Provided data →

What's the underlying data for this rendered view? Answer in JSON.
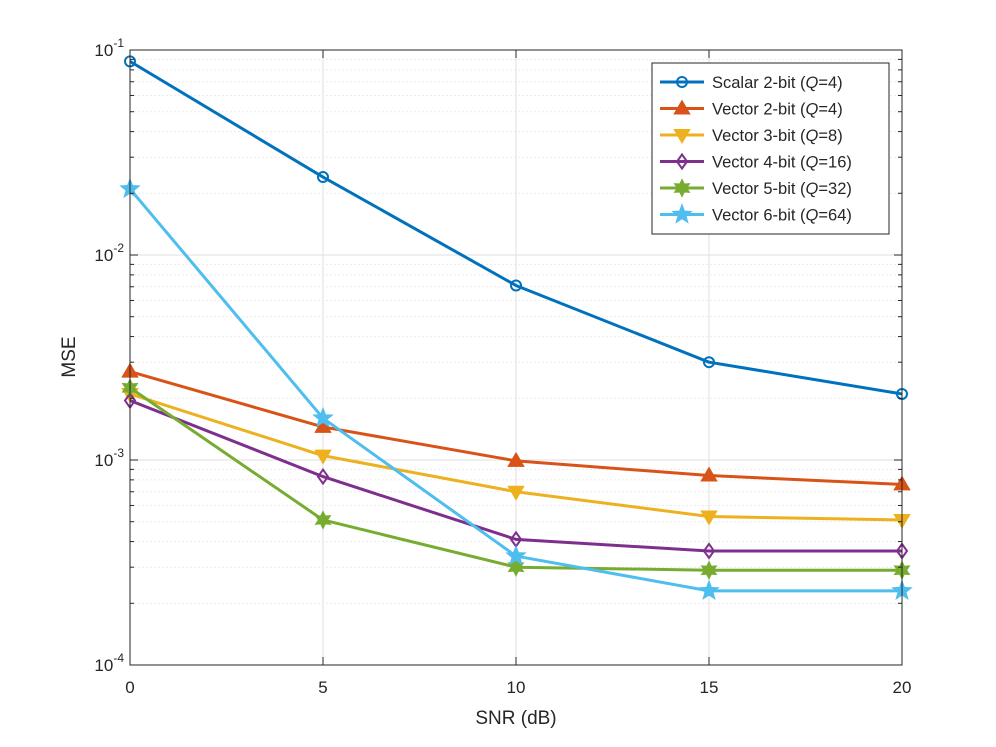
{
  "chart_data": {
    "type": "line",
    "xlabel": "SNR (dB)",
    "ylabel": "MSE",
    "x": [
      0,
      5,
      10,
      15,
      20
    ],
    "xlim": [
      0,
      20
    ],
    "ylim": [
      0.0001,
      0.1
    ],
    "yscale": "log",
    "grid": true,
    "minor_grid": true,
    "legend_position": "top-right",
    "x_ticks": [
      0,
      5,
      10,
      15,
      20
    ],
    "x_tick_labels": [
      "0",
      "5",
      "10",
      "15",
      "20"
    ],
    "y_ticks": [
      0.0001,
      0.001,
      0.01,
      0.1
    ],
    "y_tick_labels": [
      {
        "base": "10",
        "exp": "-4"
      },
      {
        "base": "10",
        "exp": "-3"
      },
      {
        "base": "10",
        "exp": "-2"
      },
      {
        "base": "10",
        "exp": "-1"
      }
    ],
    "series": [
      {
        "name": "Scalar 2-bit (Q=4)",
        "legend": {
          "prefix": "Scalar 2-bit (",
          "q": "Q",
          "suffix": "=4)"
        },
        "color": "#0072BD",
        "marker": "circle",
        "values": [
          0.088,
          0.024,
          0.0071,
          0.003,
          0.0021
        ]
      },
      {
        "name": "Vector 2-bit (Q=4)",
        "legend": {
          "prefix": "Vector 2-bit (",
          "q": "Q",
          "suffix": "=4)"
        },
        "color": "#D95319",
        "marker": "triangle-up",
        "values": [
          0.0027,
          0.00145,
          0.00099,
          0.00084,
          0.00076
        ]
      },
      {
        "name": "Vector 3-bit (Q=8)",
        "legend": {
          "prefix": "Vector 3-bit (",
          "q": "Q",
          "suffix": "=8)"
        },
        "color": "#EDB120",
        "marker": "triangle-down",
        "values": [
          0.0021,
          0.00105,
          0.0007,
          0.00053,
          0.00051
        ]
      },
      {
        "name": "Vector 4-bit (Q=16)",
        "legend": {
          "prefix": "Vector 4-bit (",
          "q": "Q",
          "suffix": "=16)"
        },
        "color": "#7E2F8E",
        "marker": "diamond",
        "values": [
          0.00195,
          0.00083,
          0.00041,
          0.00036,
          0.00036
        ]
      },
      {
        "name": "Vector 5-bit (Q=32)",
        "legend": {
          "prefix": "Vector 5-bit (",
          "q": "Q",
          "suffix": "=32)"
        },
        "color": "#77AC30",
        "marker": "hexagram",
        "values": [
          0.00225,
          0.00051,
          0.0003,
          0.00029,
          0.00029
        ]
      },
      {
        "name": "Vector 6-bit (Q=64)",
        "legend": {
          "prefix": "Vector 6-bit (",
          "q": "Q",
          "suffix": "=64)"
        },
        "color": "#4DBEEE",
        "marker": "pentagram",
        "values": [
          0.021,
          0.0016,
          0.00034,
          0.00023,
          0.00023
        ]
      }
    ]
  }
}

What you will do → In the lines above, find each one with "marker" and list it.

Written answer →
        "marker": "circle",
        "marker": "triangle-up",
        "marker": "triangle-down",
        "marker": "diamond",
        "marker": "hexagram",
        "marker": "pentagram",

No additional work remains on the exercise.